→ Aim of the task: Collect from the data below each line with "your".
▶
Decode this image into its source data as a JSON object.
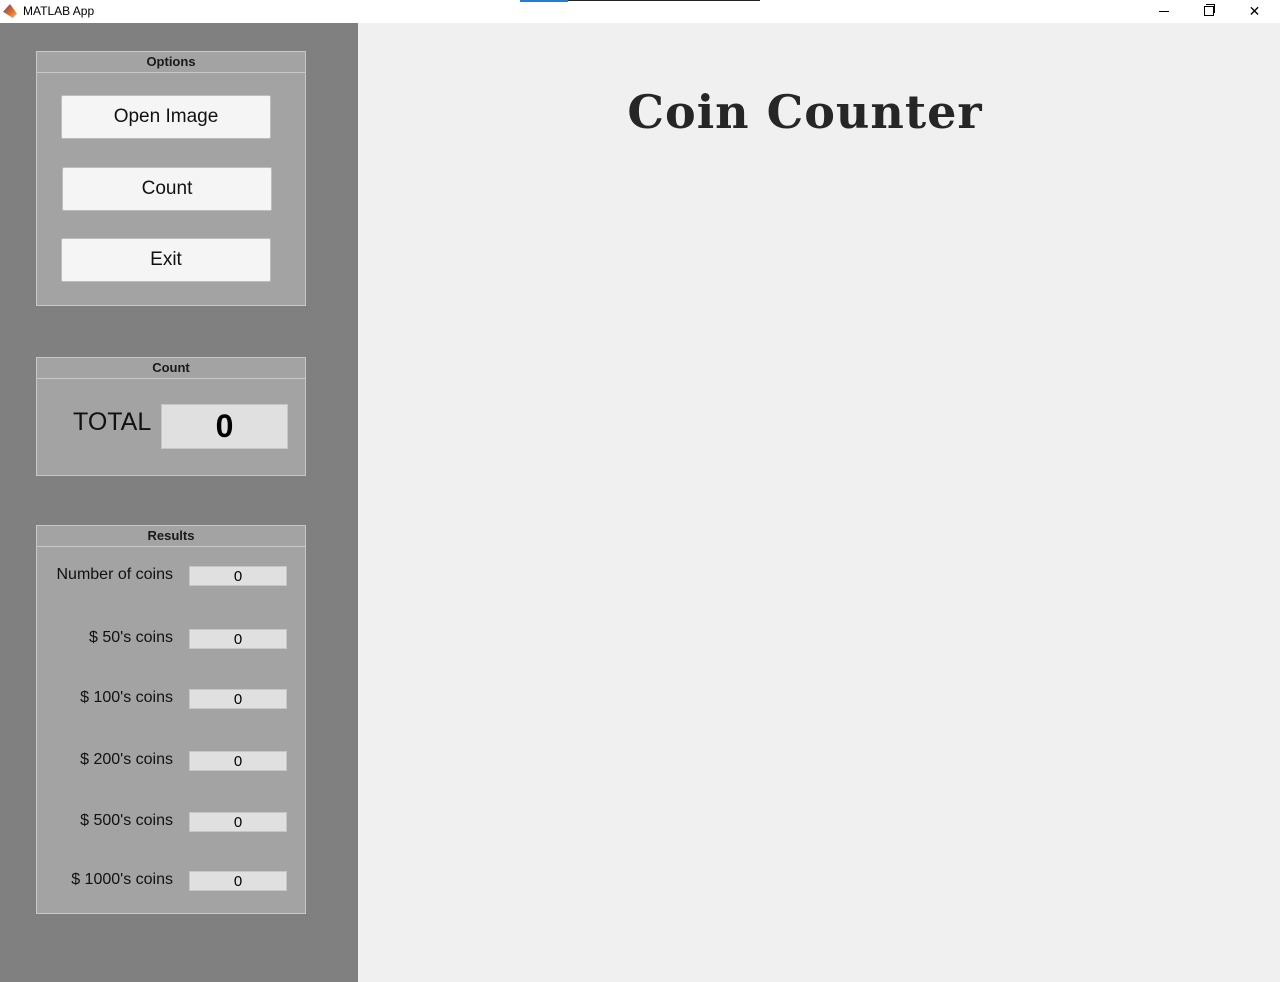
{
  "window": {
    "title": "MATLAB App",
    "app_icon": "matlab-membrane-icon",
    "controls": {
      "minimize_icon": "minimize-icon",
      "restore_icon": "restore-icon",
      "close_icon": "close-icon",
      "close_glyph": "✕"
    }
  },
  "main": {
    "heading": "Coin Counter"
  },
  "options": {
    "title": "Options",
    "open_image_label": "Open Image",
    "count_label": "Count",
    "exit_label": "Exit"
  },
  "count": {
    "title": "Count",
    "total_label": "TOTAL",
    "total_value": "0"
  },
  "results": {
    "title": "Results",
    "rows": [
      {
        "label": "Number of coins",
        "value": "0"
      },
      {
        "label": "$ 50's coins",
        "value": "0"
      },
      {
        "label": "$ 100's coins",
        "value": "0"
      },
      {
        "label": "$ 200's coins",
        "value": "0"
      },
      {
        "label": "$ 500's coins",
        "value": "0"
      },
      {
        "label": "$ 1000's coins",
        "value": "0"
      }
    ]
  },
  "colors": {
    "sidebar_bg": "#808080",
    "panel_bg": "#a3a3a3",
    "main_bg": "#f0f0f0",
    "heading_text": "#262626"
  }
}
◀
▶
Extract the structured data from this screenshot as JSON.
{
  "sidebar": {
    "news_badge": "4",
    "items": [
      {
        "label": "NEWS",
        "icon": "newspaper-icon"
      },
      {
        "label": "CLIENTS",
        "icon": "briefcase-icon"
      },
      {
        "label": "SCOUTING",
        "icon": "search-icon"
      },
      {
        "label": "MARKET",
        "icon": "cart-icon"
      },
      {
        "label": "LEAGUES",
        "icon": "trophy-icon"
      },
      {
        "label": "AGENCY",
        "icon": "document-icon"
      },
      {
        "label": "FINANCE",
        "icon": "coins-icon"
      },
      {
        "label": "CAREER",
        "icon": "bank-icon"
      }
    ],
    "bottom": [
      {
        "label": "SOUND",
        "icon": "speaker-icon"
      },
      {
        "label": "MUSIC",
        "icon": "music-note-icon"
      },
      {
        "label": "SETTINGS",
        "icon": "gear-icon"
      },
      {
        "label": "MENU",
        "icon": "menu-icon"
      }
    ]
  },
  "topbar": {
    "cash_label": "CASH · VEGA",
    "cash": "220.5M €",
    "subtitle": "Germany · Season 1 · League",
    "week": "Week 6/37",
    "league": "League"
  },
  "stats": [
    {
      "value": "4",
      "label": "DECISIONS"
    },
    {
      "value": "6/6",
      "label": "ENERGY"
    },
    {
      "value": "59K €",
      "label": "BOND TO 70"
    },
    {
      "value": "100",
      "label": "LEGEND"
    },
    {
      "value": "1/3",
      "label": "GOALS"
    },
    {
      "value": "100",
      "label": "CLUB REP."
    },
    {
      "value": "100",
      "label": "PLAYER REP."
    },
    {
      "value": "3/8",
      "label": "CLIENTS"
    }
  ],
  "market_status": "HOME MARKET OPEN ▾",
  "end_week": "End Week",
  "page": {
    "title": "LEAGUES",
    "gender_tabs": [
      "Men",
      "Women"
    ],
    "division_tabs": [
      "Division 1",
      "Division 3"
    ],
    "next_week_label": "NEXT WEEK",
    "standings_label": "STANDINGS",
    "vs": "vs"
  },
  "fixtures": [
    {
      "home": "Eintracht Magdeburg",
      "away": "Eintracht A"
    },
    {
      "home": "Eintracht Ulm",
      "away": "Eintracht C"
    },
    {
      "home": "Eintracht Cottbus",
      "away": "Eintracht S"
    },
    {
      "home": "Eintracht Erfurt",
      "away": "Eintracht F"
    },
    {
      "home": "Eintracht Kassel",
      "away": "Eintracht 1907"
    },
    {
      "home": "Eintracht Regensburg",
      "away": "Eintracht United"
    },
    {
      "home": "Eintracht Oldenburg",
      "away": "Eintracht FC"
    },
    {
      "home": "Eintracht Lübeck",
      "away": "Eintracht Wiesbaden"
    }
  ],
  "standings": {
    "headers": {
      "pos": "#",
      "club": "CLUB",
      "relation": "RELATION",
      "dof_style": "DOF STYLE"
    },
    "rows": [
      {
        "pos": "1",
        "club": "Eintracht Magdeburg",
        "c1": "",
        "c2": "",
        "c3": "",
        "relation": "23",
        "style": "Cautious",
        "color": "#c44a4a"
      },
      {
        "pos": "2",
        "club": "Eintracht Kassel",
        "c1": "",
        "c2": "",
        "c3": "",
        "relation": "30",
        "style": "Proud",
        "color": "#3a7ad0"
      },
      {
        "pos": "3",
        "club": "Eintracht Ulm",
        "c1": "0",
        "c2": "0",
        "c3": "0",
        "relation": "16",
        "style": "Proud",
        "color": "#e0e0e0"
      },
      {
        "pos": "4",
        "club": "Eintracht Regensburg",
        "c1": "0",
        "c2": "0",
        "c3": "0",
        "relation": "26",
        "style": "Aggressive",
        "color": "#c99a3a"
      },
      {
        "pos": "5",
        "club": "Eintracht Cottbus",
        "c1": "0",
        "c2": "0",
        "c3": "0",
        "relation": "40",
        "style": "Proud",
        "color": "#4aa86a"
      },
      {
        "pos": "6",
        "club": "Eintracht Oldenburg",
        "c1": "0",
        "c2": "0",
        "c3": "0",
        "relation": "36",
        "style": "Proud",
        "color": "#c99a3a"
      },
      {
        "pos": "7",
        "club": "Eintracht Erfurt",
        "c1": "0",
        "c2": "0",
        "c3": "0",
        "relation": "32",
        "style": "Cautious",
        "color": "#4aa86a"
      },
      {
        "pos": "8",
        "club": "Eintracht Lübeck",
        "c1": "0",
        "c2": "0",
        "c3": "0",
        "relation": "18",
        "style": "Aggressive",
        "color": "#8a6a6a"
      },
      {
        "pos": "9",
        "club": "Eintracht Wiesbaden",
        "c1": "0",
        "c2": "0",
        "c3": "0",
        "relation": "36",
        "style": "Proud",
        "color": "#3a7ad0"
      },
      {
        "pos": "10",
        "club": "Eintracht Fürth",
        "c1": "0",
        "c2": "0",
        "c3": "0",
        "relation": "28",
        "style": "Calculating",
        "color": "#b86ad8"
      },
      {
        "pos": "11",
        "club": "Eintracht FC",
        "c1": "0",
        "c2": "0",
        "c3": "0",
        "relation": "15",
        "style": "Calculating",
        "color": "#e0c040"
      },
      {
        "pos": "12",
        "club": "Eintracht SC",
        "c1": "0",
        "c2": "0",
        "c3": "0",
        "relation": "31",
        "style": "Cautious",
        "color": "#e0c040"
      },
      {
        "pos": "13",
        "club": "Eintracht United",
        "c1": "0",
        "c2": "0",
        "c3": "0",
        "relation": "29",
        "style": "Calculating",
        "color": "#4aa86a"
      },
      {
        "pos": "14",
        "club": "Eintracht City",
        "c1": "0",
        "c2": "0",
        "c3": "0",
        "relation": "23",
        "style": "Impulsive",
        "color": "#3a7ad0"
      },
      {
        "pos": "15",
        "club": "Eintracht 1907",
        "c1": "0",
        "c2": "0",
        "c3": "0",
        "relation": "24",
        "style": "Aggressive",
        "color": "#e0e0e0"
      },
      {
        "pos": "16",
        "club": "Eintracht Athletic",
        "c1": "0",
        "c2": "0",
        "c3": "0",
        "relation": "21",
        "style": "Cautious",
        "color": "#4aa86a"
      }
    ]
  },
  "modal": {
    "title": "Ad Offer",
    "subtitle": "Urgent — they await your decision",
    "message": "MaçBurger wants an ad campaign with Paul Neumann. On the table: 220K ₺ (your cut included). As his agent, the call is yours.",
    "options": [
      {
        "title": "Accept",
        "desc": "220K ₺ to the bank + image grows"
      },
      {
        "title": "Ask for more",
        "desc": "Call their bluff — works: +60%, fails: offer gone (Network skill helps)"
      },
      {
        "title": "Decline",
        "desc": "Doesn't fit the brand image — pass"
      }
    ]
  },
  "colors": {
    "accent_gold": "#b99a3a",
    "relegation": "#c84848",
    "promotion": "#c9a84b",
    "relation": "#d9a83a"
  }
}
◀
→ Exercise answer:
    "subtitle": "Urgent — they await your decision",
    "message": "MaçBurger wants an ad campaign with Paul Neumann. On the table: 220K ₺ (your cut included). As his agent, the call is yours.",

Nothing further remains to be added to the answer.